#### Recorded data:
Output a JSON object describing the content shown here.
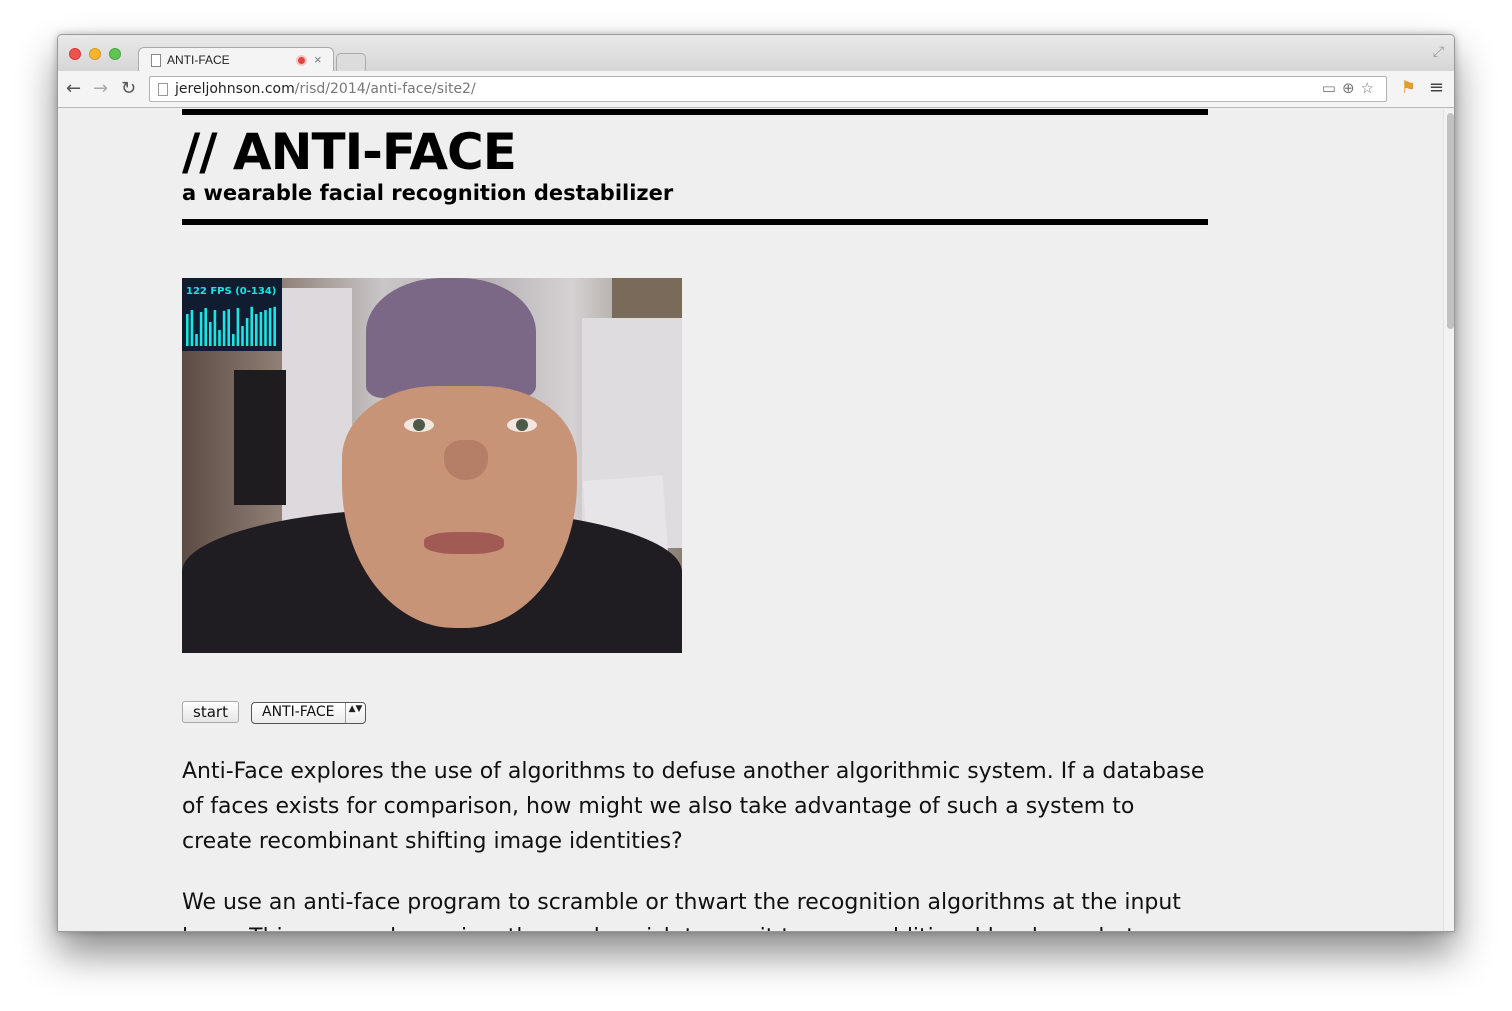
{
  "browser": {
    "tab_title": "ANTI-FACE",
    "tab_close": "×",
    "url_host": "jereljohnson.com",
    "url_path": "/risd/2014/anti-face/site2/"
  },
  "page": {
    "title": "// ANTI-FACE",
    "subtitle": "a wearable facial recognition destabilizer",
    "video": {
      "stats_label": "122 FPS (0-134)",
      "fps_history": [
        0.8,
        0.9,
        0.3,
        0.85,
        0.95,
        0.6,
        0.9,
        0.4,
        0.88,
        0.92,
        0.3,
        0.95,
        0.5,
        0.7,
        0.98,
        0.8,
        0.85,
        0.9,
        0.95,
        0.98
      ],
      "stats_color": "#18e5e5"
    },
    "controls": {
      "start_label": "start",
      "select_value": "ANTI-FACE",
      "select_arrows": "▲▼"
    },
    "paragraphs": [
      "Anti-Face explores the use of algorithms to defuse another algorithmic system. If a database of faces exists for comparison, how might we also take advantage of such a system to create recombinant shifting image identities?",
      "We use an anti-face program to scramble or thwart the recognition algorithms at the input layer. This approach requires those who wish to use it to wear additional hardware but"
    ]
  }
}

#### GIVEN PROBLEM:
Drop the images and repeat the data exactly.

#### FULL SOLUTION:
Output a JSON object describing the content shown here.
{
  "browser": {
    "tab_title": "ANTI-FACE",
    "tab_close": "×",
    "url_host": "jereljohnson.com",
    "url_path": "/risd/2014/anti-face/site2/"
  },
  "page": {
    "title": "// ANTI-FACE",
    "subtitle": "a wearable facial recognition destabilizer",
    "video": {
      "stats_label": "122 FPS (0-134)",
      "fps_history": [
        0.8,
        0.9,
        0.3,
        0.85,
        0.95,
        0.6,
        0.9,
        0.4,
        0.88,
        0.92,
        0.3,
        0.95,
        0.5,
        0.7,
        0.98,
        0.8,
        0.85,
        0.9,
        0.95,
        0.98
      ],
      "stats_color": "#18e5e5"
    },
    "controls": {
      "start_label": "start",
      "select_value": "ANTI-FACE",
      "select_arrows": "▲▼"
    },
    "paragraphs": [
      "Anti-Face explores the use of algorithms to defuse another algorithmic system. If a database of faces exists for comparison, how might we also take advantage of such a system to create recombinant shifting image identities?",
      "We use an anti-face program to scramble or thwart the recognition algorithms at the input layer. This approach requires those who wish to use it to wear additional hardware but"
    ]
  }
}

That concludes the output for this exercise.